## Written request
Out of the lines below, please list those that hold the string "потребности".

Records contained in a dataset
______

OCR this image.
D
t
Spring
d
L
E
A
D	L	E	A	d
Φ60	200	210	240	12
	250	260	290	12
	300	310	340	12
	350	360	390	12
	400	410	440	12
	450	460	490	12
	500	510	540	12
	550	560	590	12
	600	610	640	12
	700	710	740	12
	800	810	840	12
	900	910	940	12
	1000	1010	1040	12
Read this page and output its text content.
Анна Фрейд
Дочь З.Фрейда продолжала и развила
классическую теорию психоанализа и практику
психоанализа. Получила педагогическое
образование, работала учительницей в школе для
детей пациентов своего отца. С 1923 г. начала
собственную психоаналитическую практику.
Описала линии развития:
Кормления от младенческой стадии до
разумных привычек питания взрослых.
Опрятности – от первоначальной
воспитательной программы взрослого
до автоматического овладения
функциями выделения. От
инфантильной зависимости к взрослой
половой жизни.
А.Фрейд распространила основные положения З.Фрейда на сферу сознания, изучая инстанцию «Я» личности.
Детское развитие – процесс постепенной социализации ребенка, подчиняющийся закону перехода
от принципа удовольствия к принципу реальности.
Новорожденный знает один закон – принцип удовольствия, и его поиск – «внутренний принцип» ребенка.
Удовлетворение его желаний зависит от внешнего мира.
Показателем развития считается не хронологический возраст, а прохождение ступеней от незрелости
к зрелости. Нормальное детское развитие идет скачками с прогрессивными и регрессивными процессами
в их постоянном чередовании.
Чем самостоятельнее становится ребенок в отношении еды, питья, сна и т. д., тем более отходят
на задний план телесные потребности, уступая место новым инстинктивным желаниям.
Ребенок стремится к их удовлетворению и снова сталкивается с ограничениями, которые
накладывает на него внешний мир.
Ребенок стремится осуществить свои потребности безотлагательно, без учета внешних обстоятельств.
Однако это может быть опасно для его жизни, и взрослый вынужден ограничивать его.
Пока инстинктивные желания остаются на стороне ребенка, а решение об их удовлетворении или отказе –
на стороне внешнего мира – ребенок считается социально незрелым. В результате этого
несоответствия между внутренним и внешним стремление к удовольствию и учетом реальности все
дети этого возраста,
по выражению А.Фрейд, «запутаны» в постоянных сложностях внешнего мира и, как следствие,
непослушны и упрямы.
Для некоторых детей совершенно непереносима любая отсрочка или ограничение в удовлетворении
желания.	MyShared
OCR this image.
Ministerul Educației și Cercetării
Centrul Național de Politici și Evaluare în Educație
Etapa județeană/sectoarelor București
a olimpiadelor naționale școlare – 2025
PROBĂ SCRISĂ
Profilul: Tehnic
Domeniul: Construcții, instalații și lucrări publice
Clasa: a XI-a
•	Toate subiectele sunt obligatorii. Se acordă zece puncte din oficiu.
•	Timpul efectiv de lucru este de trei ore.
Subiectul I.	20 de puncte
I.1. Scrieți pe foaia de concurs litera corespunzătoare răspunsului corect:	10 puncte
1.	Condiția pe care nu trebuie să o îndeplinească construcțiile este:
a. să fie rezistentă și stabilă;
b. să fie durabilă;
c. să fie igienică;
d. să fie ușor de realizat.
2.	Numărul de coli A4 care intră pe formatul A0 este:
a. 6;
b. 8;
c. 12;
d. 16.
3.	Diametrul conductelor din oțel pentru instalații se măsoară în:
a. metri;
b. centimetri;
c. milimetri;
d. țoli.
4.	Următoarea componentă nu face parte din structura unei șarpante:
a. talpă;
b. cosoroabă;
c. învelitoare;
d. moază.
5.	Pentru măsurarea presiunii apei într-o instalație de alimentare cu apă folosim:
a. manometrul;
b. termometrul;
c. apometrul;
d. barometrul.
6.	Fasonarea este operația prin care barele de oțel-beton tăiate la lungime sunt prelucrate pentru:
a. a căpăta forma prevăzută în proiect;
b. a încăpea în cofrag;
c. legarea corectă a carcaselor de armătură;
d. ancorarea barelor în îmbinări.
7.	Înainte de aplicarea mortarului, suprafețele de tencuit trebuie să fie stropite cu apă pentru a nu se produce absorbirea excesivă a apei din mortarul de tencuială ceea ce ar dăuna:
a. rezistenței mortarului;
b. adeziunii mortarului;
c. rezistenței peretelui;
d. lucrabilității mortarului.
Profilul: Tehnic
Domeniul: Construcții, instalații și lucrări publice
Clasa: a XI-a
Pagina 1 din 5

______

## Answer below
на задний план телесные потребности, уступая место новым инстинктивным желаниям.
Ребенок стремится осуществить свои потребности безотлагательно, без учета внешних обстоятельств.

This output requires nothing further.